(Written instruction)
Read the listing below and copy out every line that holds "name".

(Structured figure records)
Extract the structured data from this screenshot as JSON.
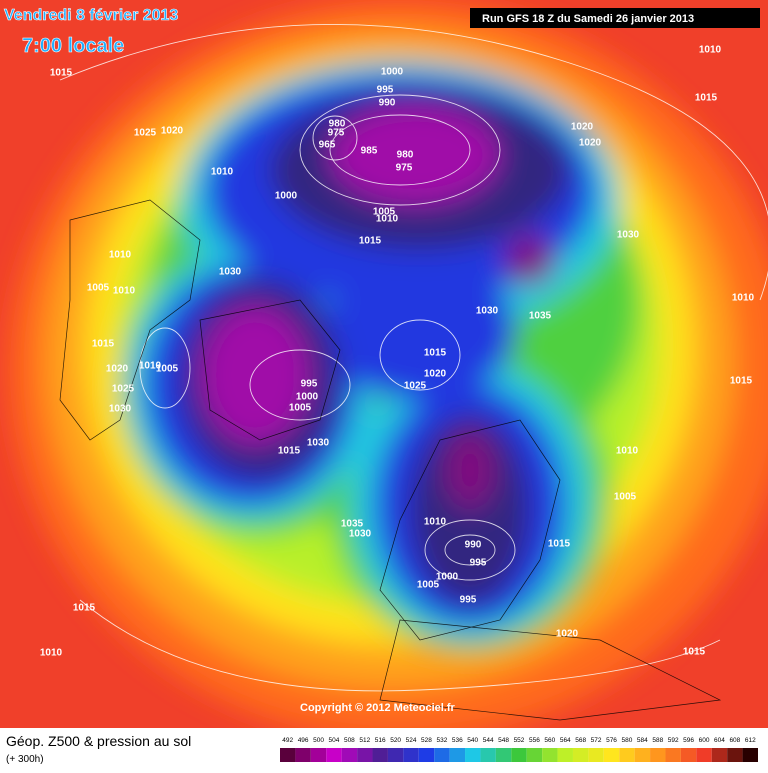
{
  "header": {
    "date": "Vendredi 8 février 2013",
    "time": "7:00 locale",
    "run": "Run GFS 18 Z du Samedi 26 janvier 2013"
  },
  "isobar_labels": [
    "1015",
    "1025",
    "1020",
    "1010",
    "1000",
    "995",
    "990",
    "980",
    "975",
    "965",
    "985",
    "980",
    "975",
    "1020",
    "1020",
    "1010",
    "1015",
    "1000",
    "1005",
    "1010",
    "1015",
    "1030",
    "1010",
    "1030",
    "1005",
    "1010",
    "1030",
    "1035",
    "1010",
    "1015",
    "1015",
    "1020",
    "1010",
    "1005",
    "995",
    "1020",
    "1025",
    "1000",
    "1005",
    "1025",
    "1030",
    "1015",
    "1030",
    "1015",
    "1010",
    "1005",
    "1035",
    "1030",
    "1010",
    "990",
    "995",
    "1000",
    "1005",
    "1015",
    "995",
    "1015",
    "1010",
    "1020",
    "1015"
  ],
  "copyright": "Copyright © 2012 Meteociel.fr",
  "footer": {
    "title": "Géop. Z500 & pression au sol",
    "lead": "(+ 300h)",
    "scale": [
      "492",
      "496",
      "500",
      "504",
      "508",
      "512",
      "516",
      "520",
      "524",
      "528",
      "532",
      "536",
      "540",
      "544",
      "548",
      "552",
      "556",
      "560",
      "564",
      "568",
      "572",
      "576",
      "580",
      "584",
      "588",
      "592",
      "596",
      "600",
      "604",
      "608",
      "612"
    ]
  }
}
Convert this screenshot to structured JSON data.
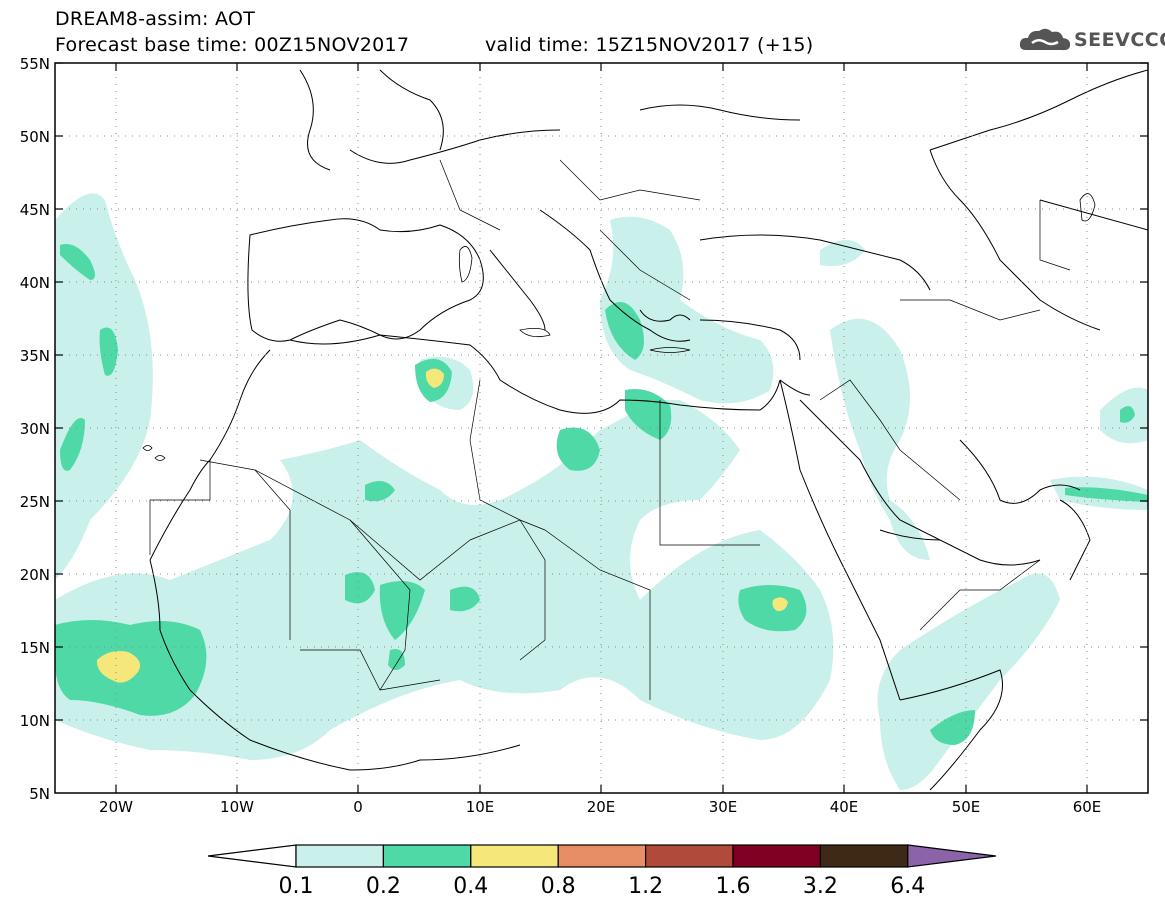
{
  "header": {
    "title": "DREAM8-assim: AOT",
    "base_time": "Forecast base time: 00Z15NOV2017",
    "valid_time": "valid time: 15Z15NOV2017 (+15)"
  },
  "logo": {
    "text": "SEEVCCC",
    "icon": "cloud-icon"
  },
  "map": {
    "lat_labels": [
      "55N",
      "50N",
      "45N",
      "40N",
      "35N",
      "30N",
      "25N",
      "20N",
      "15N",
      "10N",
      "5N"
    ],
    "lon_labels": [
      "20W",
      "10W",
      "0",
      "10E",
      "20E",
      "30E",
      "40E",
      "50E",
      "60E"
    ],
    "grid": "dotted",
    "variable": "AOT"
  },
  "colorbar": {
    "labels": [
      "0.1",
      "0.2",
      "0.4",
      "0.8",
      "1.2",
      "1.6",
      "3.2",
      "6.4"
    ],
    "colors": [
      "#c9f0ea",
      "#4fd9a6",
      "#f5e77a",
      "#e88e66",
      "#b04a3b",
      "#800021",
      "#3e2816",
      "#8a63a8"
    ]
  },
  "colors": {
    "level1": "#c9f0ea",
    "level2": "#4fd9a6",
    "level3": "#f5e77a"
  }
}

==

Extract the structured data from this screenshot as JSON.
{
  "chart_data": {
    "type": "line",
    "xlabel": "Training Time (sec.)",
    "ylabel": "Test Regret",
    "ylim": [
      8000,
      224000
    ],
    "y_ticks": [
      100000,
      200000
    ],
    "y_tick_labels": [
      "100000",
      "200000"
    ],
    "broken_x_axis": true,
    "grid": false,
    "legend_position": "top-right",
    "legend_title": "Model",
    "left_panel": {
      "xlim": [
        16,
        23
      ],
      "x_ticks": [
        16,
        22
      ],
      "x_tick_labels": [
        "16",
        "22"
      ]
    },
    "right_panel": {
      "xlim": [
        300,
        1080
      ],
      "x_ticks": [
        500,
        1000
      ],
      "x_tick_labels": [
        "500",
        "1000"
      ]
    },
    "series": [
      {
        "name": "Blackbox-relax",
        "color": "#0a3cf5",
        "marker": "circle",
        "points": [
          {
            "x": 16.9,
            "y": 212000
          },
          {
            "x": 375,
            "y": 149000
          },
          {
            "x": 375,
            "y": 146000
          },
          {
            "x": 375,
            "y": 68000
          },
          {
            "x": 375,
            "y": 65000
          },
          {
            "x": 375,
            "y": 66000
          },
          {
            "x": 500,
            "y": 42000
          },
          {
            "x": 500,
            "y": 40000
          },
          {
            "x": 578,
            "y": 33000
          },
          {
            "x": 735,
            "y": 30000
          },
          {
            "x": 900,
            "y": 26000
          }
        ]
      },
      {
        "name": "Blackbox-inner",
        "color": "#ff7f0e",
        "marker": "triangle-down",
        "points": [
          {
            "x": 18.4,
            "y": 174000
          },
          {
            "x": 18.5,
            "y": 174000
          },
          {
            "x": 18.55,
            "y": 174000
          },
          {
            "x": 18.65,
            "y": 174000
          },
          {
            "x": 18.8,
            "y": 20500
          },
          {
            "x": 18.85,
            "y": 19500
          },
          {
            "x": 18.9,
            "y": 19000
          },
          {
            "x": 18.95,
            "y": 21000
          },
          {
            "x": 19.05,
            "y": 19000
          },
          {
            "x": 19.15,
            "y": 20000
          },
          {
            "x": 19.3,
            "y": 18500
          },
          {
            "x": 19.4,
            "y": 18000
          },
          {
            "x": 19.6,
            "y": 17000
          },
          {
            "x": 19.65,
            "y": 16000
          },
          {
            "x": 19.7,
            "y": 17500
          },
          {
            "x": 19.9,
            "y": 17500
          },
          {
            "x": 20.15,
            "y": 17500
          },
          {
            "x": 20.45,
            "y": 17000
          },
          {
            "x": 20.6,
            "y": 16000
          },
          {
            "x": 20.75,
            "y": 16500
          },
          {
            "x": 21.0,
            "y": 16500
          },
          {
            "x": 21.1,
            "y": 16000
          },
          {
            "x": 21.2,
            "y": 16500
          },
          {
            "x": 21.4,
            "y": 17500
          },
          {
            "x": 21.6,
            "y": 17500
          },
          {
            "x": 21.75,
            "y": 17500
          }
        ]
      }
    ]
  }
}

(Complete output)
        "name": "Blackbox-relax",
        "name": "Blackbox-inner",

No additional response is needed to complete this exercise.